■ **The problem**:
Find the lines containing the word "Needs" and copy every one of them.

[Stored data entries]
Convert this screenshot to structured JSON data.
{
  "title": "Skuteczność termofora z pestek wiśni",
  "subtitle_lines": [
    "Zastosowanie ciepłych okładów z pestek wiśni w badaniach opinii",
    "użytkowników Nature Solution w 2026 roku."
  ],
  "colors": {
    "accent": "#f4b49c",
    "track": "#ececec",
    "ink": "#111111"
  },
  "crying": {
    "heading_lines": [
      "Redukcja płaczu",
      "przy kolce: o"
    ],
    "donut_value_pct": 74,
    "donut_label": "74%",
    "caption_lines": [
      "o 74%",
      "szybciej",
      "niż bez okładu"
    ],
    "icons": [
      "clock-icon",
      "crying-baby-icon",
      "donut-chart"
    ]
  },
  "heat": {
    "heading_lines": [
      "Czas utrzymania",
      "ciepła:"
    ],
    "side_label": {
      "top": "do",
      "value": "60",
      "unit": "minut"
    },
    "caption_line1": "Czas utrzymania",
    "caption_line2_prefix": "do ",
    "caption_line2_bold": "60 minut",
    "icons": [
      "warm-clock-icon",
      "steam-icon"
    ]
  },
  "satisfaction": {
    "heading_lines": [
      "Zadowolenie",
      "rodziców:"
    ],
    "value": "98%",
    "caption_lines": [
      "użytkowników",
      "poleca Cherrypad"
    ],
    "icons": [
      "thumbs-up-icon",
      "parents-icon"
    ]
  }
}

* * *

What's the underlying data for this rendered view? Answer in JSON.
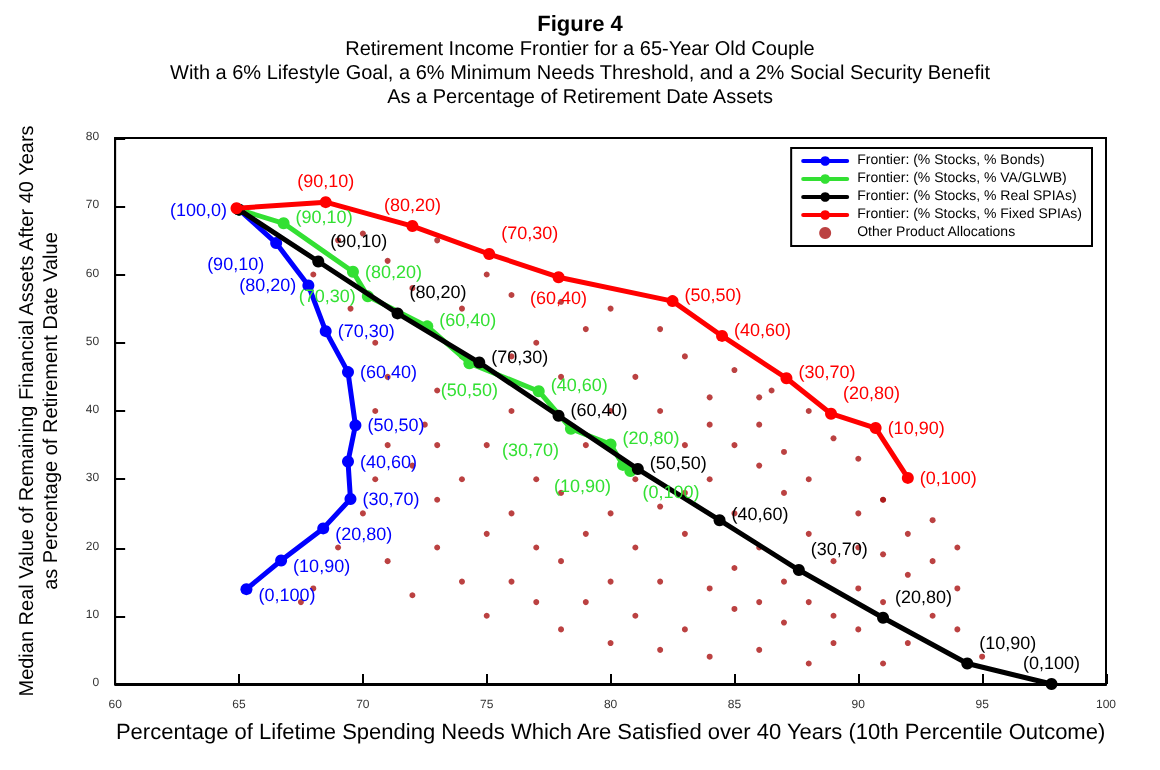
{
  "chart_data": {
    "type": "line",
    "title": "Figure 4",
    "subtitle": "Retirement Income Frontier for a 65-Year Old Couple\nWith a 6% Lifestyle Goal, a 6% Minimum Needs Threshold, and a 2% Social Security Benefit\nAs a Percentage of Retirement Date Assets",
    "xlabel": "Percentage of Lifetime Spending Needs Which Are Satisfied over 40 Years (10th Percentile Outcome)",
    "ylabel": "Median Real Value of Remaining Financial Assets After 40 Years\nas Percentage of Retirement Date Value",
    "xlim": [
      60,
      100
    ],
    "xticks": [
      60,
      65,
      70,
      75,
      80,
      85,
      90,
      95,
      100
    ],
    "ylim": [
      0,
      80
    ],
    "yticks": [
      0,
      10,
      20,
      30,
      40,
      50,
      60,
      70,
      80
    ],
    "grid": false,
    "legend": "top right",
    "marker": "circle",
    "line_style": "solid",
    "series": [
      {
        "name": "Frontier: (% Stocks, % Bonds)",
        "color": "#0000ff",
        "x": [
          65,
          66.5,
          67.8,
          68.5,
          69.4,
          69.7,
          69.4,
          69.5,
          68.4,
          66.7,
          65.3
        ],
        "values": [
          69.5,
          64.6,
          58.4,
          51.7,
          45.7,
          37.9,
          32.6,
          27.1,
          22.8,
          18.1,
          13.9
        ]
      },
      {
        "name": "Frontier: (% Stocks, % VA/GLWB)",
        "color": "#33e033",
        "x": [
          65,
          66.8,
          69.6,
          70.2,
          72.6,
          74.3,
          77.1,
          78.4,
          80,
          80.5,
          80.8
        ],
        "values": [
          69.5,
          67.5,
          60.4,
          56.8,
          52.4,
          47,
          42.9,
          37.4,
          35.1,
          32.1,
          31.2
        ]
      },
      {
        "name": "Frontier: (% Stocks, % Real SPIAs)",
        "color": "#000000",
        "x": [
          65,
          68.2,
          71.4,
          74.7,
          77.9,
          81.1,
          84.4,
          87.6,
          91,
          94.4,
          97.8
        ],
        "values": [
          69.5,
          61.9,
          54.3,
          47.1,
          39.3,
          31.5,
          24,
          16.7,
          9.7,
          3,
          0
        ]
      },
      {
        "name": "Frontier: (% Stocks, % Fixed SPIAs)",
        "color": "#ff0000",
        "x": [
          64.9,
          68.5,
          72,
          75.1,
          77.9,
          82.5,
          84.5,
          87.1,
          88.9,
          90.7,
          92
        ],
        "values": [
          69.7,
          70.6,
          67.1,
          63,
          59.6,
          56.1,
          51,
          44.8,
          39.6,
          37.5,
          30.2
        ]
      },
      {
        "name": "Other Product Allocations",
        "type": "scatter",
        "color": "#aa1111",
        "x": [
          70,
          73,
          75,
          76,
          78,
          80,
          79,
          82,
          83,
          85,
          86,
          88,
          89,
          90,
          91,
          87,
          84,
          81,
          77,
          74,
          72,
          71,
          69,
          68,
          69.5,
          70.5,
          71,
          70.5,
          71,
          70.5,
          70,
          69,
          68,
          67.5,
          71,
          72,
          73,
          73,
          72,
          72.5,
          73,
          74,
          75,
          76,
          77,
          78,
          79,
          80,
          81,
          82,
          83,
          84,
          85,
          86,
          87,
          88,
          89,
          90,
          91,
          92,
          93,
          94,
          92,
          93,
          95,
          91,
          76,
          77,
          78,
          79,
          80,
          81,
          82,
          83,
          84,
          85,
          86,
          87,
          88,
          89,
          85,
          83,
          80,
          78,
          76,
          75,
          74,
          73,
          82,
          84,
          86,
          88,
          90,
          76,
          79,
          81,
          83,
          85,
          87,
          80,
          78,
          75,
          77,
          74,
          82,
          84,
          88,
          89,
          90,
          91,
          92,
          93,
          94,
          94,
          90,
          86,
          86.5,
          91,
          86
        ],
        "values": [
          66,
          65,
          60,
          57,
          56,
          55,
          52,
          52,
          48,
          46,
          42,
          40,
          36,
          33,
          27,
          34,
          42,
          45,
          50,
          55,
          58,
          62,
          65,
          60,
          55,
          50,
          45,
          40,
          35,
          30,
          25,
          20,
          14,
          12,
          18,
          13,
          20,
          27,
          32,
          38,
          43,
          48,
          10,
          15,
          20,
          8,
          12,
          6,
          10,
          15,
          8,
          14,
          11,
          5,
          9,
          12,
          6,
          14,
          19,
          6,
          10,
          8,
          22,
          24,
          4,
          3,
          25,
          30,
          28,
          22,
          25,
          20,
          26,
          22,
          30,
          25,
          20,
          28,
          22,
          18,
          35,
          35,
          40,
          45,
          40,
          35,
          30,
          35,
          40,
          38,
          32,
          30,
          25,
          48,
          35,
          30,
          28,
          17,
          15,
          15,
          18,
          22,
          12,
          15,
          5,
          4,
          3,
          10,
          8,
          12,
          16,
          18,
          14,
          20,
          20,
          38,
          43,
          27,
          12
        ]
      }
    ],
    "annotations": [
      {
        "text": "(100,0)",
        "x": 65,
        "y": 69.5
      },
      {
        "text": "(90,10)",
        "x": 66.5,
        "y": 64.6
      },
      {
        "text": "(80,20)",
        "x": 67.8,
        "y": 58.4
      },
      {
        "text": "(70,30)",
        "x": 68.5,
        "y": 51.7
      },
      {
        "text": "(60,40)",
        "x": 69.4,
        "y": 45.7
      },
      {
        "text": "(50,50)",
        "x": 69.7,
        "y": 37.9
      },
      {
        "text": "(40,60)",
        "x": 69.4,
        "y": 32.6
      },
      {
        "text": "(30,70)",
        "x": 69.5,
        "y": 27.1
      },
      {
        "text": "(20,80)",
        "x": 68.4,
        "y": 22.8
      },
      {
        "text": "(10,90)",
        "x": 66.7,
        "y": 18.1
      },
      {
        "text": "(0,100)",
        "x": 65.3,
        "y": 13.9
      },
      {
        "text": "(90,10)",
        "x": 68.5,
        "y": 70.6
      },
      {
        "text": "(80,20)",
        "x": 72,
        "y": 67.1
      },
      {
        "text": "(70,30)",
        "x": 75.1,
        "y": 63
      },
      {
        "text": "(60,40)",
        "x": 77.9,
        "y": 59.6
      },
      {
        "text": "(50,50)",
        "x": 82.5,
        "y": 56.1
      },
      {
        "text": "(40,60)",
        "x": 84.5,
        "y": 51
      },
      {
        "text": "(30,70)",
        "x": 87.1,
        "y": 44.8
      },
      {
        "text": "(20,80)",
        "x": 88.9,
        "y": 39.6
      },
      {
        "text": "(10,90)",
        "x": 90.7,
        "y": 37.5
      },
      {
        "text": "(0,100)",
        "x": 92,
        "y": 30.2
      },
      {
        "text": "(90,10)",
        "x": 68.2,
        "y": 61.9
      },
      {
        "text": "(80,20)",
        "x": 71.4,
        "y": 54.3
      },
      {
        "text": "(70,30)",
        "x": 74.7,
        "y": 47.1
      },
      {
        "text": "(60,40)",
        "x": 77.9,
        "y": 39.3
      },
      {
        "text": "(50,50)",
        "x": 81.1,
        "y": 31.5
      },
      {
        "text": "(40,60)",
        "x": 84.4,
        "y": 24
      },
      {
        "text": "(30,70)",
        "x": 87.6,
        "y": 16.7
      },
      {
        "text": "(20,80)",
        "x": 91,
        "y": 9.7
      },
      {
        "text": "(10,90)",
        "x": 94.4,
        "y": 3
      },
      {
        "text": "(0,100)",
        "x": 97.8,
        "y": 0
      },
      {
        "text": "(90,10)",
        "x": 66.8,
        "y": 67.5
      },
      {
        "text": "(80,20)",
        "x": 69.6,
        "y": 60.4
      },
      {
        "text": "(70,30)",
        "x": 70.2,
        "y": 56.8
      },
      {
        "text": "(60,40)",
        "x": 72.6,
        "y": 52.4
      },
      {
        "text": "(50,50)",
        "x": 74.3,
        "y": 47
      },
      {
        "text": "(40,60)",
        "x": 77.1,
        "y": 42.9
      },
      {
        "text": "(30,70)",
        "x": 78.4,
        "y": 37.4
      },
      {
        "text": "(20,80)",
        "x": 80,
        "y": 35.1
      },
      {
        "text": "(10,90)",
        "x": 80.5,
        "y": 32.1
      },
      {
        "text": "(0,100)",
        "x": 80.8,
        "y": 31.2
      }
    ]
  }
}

* * *

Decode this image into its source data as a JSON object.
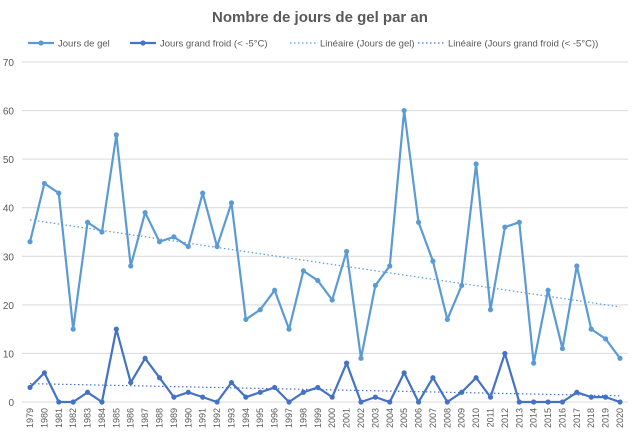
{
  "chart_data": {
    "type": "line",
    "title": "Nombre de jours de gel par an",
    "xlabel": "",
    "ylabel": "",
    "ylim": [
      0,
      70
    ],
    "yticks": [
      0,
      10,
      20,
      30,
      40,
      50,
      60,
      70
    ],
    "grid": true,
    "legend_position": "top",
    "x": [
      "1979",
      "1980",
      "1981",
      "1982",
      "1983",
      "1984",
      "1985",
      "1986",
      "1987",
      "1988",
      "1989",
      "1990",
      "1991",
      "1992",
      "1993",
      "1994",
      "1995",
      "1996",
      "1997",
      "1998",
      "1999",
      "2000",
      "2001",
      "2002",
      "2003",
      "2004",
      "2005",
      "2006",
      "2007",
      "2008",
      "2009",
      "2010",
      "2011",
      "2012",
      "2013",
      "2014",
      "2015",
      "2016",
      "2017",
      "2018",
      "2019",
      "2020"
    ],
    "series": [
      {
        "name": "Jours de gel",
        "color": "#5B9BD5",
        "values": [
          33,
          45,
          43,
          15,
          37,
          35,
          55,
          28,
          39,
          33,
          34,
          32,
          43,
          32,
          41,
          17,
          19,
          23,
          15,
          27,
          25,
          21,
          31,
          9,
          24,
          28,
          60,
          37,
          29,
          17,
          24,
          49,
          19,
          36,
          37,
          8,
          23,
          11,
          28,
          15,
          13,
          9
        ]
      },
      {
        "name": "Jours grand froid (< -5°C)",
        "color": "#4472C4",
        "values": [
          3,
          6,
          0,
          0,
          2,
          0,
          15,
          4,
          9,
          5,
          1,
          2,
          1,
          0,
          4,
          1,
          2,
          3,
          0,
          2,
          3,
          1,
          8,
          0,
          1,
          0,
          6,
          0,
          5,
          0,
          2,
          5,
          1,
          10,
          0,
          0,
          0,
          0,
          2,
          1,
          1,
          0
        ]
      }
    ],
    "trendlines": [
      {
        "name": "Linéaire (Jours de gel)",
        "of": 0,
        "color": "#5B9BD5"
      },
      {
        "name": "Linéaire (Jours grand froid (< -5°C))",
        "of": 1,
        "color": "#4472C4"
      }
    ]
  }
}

■ **Answer to the problem**:
    "subtitle": "Retirement Income Frontier for a 65-Year Old Couple\nWith a 6% Lifestyle Goal, a 6% Minimum Needs Threshold, and a 2% Social Security Benefit\nAs a Percentage of Retirement Date Assets",
    "xlabel": "Percentage of Lifetime Spending Needs Which Are Satisfied over 40 Years (10th Percentile Outcome)",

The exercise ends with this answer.